[Figure record extracts]
----

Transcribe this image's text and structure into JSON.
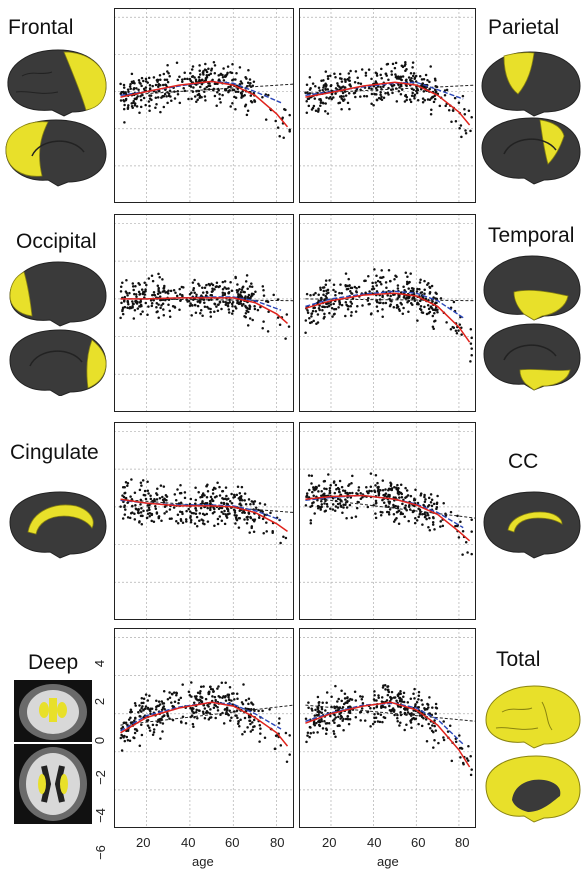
{
  "figure": {
    "regions": [
      {
        "id": "frontal",
        "label": "Frontal",
        "side": "left"
      },
      {
        "id": "parietal",
        "label": "Parietal",
        "side": "right"
      },
      {
        "id": "occipital",
        "label": "Occipital",
        "side": "left"
      },
      {
        "id": "temporal",
        "label": "Temporal",
        "side": "right"
      },
      {
        "id": "cingulate",
        "label": "Cingulate",
        "side": "left"
      },
      {
        "id": "cc",
        "label": "CC",
        "side": "right"
      },
      {
        "id": "deep",
        "label": "Deep",
        "side": "left"
      },
      {
        "id": "total",
        "label": "Total",
        "side": "right"
      }
    ],
    "colors": {
      "brain_dark": "#3a3a3a",
      "brain_highlight": "#e8e02a",
      "fit_red": "#e0231c",
      "fit_blue": "#2b46b8",
      "fit_linear": "#222222",
      "points": "#111111",
      "grid": "#b0b0b0"
    }
  },
  "chart_data": {
    "type": "scatter",
    "xlabel": "age",
    "ylabel": "",
    "xlim": [
      5,
      88
    ],
    "ylim": [
      -6,
      4.5
    ],
    "xticks": [
      "20",
      "40",
      "60",
      "80"
    ],
    "yticks": [
      "4",
      "2",
      "0",
      "−2",
      "−4",
      "−6"
    ],
    "grid": true,
    "panels": [
      {
        "region": "Frontal",
        "col": "left",
        "row": 1,
        "fit_red": [
          [
            8,
            -0.3
          ],
          [
            20,
            0.0
          ],
          [
            35,
            0.35
          ],
          [
            50,
            0.55
          ],
          [
            60,
            0.35
          ],
          [
            70,
            -0.2
          ],
          [
            80,
            -1.2
          ],
          [
            85,
            -1.9
          ]
        ],
        "fit_blue": [
          [
            8,
            -0.2
          ],
          [
            20,
            0.0
          ],
          [
            35,
            0.3
          ],
          [
            50,
            0.55
          ],
          [
            60,
            0.45
          ],
          [
            70,
            0.0
          ],
          [
            82,
            -0.6
          ]
        ],
        "fit_linear": [
          [
            8,
            -0.2
          ],
          [
            88,
            0.4
          ]
        ]
      },
      {
        "region": "Parietal",
        "col": "right",
        "row": 1,
        "fit_red": [
          [
            8,
            -0.3
          ],
          [
            20,
            -0.05
          ],
          [
            35,
            0.3
          ],
          [
            50,
            0.5
          ],
          [
            60,
            0.35
          ],
          [
            70,
            -0.2
          ],
          [
            80,
            -1.1
          ],
          [
            85,
            -1.8
          ]
        ],
        "fit_blue": [
          [
            8,
            -0.2
          ],
          [
            20,
            0.0
          ],
          [
            35,
            0.25
          ],
          [
            50,
            0.45
          ],
          [
            60,
            0.5
          ],
          [
            70,
            0.1
          ],
          [
            82,
            -0.4
          ]
        ],
        "fit_linear": [
          [
            8,
            -0.1
          ],
          [
            88,
            0.35
          ]
        ]
      },
      {
        "region": "Occipital",
        "col": "left",
        "row": 2,
        "fit_red": [
          [
            8,
            0.0
          ],
          [
            20,
            0.0
          ],
          [
            35,
            0.05
          ],
          [
            50,
            0.05
          ],
          [
            60,
            0.05
          ],
          [
            70,
            -0.2
          ],
          [
            80,
            -0.8
          ],
          [
            85,
            -1.3
          ]
        ],
        "fit_blue": [
          [
            8,
            0.0
          ],
          [
            20,
            0.0
          ],
          [
            35,
            0.05
          ],
          [
            50,
            0.1
          ],
          [
            60,
            0.1
          ],
          [
            70,
            -0.1
          ],
          [
            82,
            -0.6
          ]
        ],
        "fit_linear": [
          [
            8,
            0.0
          ],
          [
            88,
            -0.1
          ]
        ]
      },
      {
        "region": "Temporal",
        "col": "right",
        "row": 2,
        "fit_red": [
          [
            8,
            -0.5
          ],
          [
            20,
            -0.1
          ],
          [
            35,
            0.2
          ],
          [
            50,
            0.3
          ],
          [
            60,
            0.15
          ],
          [
            70,
            -0.4
          ],
          [
            80,
            -1.5
          ],
          [
            85,
            -2.3
          ]
        ],
        "fit_blue": [
          [
            8,
            -0.4
          ],
          [
            20,
            0.0
          ],
          [
            35,
            0.25
          ],
          [
            50,
            0.4
          ],
          [
            60,
            0.3
          ],
          [
            70,
            -0.1
          ],
          [
            82,
            -1.0
          ]
        ],
        "fit_linear": [
          [
            8,
            0.0
          ],
          [
            88,
            -0.1
          ]
        ]
      },
      {
        "region": "Cingulate",
        "col": "left",
        "row": 3,
        "fit_red": [
          [
            8,
            0.4
          ],
          [
            20,
            0.2
          ],
          [
            35,
            0.05
          ],
          [
            50,
            0.05
          ],
          [
            60,
            0.0
          ],
          [
            70,
            -0.3
          ],
          [
            80,
            -0.9
          ],
          [
            85,
            -1.3
          ]
        ],
        "fit_blue": [
          [
            8,
            0.35
          ],
          [
            20,
            0.2
          ],
          [
            35,
            0.1
          ],
          [
            50,
            0.1
          ],
          [
            60,
            0.05
          ],
          [
            70,
            -0.2
          ],
          [
            82,
            -0.7
          ]
        ],
        "fit_linear": [
          [
            8,
            0.4
          ],
          [
            88,
            -0.3
          ]
        ]
      },
      {
        "region": "CC",
        "col": "right",
        "row": 3,
        "fit_red": [
          [
            8,
            0.4
          ],
          [
            20,
            0.55
          ],
          [
            35,
            0.6
          ],
          [
            50,
            0.4
          ],
          [
            60,
            0.1
          ],
          [
            70,
            -0.4
          ],
          [
            80,
            -1.3
          ],
          [
            85,
            -1.8
          ]
        ],
        "fit_blue": [
          [
            8,
            0.35
          ],
          [
            20,
            0.5
          ],
          [
            35,
            0.6
          ],
          [
            50,
            0.4
          ],
          [
            60,
            0.15
          ],
          [
            70,
            -0.3
          ],
          [
            82,
            -1.1
          ]
        ],
        "fit_linear": [
          [
            8,
            0.5
          ],
          [
            88,
            -0.6
          ]
        ]
      },
      {
        "region": "Deep",
        "col": "left",
        "row": 4,
        "fit_red": [
          [
            8,
            -1.0
          ],
          [
            20,
            -0.2
          ],
          [
            35,
            0.3
          ],
          [
            50,
            0.6
          ],
          [
            60,
            0.4
          ],
          [
            70,
            -0.2
          ],
          [
            80,
            -1.0
          ],
          [
            85,
            -1.7
          ]
        ],
        "fit_blue": [
          [
            8,
            -0.9
          ],
          [
            20,
            -0.1
          ],
          [
            35,
            0.35
          ],
          [
            50,
            0.6
          ],
          [
            60,
            0.5
          ],
          [
            70,
            0.0
          ],
          [
            82,
            -0.8
          ]
        ],
        "fit_linear": [
          [
            8,
            -0.6
          ],
          [
            88,
            0.45
          ]
        ]
      },
      {
        "region": "Total",
        "col": "right",
        "row": 4,
        "fit_red": [
          [
            8,
            -0.5
          ],
          [
            20,
            0.0
          ],
          [
            35,
            0.4
          ],
          [
            48,
            0.6
          ],
          [
            60,
            0.2
          ],
          [
            70,
            -0.6
          ],
          [
            80,
            -1.9
          ],
          [
            85,
            -2.8
          ]
        ],
        "fit_blue": [
          [
            8,
            -0.4
          ],
          [
            20,
            0.05
          ],
          [
            35,
            0.45
          ],
          [
            50,
            0.55
          ],
          [
            60,
            0.3
          ],
          [
            70,
            -0.3
          ],
          [
            82,
            -1.6
          ]
        ],
        "fit_linear": [
          [
            8,
            0.45
          ],
          [
            88,
            -0.4
          ]
        ]
      }
    ]
  }
}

----

• **WORK REQUIRED**:
All records must be output exactly as they are, except for the pictures, which are left out.

• **SOLUTION BELOW**:
Transcribe this image's text and structure into JSON.
{
  "figure": {
    "regions": [
      {
        "id": "frontal",
        "label": "Frontal",
        "side": "left"
      },
      {
        "id": "parietal",
        "label": "Parietal",
        "side": "right"
      },
      {
        "id": "occipital",
        "label": "Occipital",
        "side": "left"
      },
      {
        "id": "temporal",
        "label": "Temporal",
        "side": "right"
      },
      {
        "id": "cingulate",
        "label": "Cingulate",
        "side": "left"
      },
      {
        "id": "cc",
        "label": "CC",
        "side": "right"
      },
      {
        "id": "deep",
        "label": "Deep",
        "side": "left"
      },
      {
        "id": "total",
        "label": "Total",
        "side": "right"
      }
    ],
    "colors": {
      "brain_dark": "#3a3a3a",
      "brain_highlight": "#e8e02a",
      "fit_red": "#e0231c",
      "fit_blue": "#2b46b8",
      "fit_linear": "#222222",
      "points": "#111111",
      "grid": "#b0b0b0"
    }
  },
  "chart_data": {
    "type": "scatter",
    "xlabel": "age",
    "ylabel": "",
    "xlim": [
      5,
      88
    ],
    "ylim": [
      -6,
      4.5
    ],
    "xticks": [
      "20",
      "40",
      "60",
      "80"
    ],
    "yticks": [
      "4",
      "2",
      "0",
      "−2",
      "−4",
      "−6"
    ],
    "grid": true,
    "panels": [
      {
        "region": "Frontal",
        "col": "left",
        "row": 1,
        "fit_red": [
          [
            8,
            -0.3
          ],
          [
            20,
            0.0
          ],
          [
            35,
            0.35
          ],
          [
            50,
            0.55
          ],
          [
            60,
            0.35
          ],
          [
            70,
            -0.2
          ],
          [
            80,
            -1.2
          ],
          [
            85,
            -1.9
          ]
        ],
        "fit_blue": [
          [
            8,
            -0.2
          ],
          [
            20,
            0.0
          ],
          [
            35,
            0.3
          ],
          [
            50,
            0.55
          ],
          [
            60,
            0.45
          ],
          [
            70,
            0.0
          ],
          [
            82,
            -0.6
          ]
        ],
        "fit_linear": [
          [
            8,
            -0.2
          ],
          [
            88,
            0.4
          ]
        ]
      },
      {
        "region": "Parietal",
        "col": "right",
        "row": 1,
        "fit_red": [
          [
            8,
            -0.3
          ],
          [
            20,
            -0.05
          ],
          [
            35,
            0.3
          ],
          [
            50,
            0.5
          ],
          [
            60,
            0.35
          ],
          [
            70,
            -0.2
          ],
          [
            80,
            -1.1
          ],
          [
            85,
            -1.8
          ]
        ],
        "fit_blue": [
          [
            8,
            -0.2
          ],
          [
            20,
            0.0
          ],
          [
            35,
            0.25
          ],
          [
            50,
            0.45
          ],
          [
            60,
            0.5
          ],
          [
            70,
            0.1
          ],
          [
            82,
            -0.4
          ]
        ],
        "fit_linear": [
          [
            8,
            -0.1
          ],
          [
            88,
            0.35
          ]
        ]
      },
      {
        "region": "Occipital",
        "col": "left",
        "row": 2,
        "fit_red": [
          [
            8,
            0.0
          ],
          [
            20,
            0.0
          ],
          [
            35,
            0.05
          ],
          [
            50,
            0.05
          ],
          [
            60,
            0.05
          ],
          [
            70,
            -0.2
          ],
          [
            80,
            -0.8
          ],
          [
            85,
            -1.3
          ]
        ],
        "fit_blue": [
          [
            8,
            0.0
          ],
          [
            20,
            0.0
          ],
          [
            35,
            0.05
          ],
          [
            50,
            0.1
          ],
          [
            60,
            0.1
          ],
          [
            70,
            -0.1
          ],
          [
            82,
            -0.6
          ]
        ],
        "fit_linear": [
          [
            8,
            0.0
          ],
          [
            88,
            -0.1
          ]
        ]
      },
      {
        "region": "Temporal",
        "col": "right",
        "row": 2,
        "fit_red": [
          [
            8,
            -0.5
          ],
          [
            20,
            -0.1
          ],
          [
            35,
            0.2
          ],
          [
            50,
            0.3
          ],
          [
            60,
            0.15
          ],
          [
            70,
            -0.4
          ],
          [
            80,
            -1.5
          ],
          [
            85,
            -2.3
          ]
        ],
        "fit_blue": [
          [
            8,
            -0.4
          ],
          [
            20,
            0.0
          ],
          [
            35,
            0.25
          ],
          [
            50,
            0.4
          ],
          [
            60,
            0.3
          ],
          [
            70,
            -0.1
          ],
          [
            82,
            -1.0
          ]
        ],
        "fit_linear": [
          [
            8,
            0.0
          ],
          [
            88,
            -0.1
          ]
        ]
      },
      {
        "region": "Cingulate",
        "col": "left",
        "row": 3,
        "fit_red": [
          [
            8,
            0.4
          ],
          [
            20,
            0.2
          ],
          [
            35,
            0.05
          ],
          [
            50,
            0.05
          ],
          [
            60,
            0.0
          ],
          [
            70,
            -0.3
          ],
          [
            80,
            -0.9
          ],
          [
            85,
            -1.3
          ]
        ],
        "fit_blue": [
          [
            8,
            0.35
          ],
          [
            20,
            0.2
          ],
          [
            35,
            0.1
          ],
          [
            50,
            0.1
          ],
          [
            60,
            0.05
          ],
          [
            70,
            -0.2
          ],
          [
            82,
            -0.7
          ]
        ],
        "fit_linear": [
          [
            8,
            0.4
          ],
          [
            88,
            -0.3
          ]
        ]
      },
      {
        "region": "CC",
        "col": "right",
        "row": 3,
        "fit_red": [
          [
            8,
            0.4
          ],
          [
            20,
            0.55
          ],
          [
            35,
            0.6
          ],
          [
            50,
            0.4
          ],
          [
            60,
            0.1
          ],
          [
            70,
            -0.4
          ],
          [
            80,
            -1.3
          ],
          [
            85,
            -1.8
          ]
        ],
        "fit_blue": [
          [
            8,
            0.35
          ],
          [
            20,
            0.5
          ],
          [
            35,
            0.6
          ],
          [
            50,
            0.4
          ],
          [
            60,
            0.15
          ],
          [
            70,
            -0.3
          ],
          [
            82,
            -1.1
          ]
        ],
        "fit_linear": [
          [
            8,
            0.5
          ],
          [
            88,
            -0.6
          ]
        ]
      },
      {
        "region": "Deep",
        "col": "left",
        "row": 4,
        "fit_red": [
          [
            8,
            -1.0
          ],
          [
            20,
            -0.2
          ],
          [
            35,
            0.3
          ],
          [
            50,
            0.6
          ],
          [
            60,
            0.4
          ],
          [
            70,
            -0.2
          ],
          [
            80,
            -1.0
          ],
          [
            85,
            -1.7
          ]
        ],
        "fit_blue": [
          [
            8,
            -0.9
          ],
          [
            20,
            -0.1
          ],
          [
            35,
            0.35
          ],
          [
            50,
            0.6
          ],
          [
            60,
            0.5
          ],
          [
            70,
            0.0
          ],
          [
            82,
            -0.8
          ]
        ],
        "fit_linear": [
          [
            8,
            -0.6
          ],
          [
            88,
            0.45
          ]
        ]
      },
      {
        "region": "Total",
        "col": "right",
        "row": 4,
        "fit_red": [
          [
            8,
            -0.5
          ],
          [
            20,
            0.0
          ],
          [
            35,
            0.4
          ],
          [
            48,
            0.6
          ],
          [
            60,
            0.2
          ],
          [
            70,
            -0.6
          ],
          [
            80,
            -1.9
          ],
          [
            85,
            -2.8
          ]
        ],
        "fit_blue": [
          [
            8,
            -0.4
          ],
          [
            20,
            0.05
          ],
          [
            35,
            0.45
          ],
          [
            50,
            0.55
          ],
          [
            60,
            0.3
          ],
          [
            70,
            -0.3
          ],
          [
            82,
            -1.6
          ]
        ],
        "fit_linear": [
          [
            8,
            0.45
          ],
          [
            88,
            -0.4
          ]
        ]
      }
    ]
  }
}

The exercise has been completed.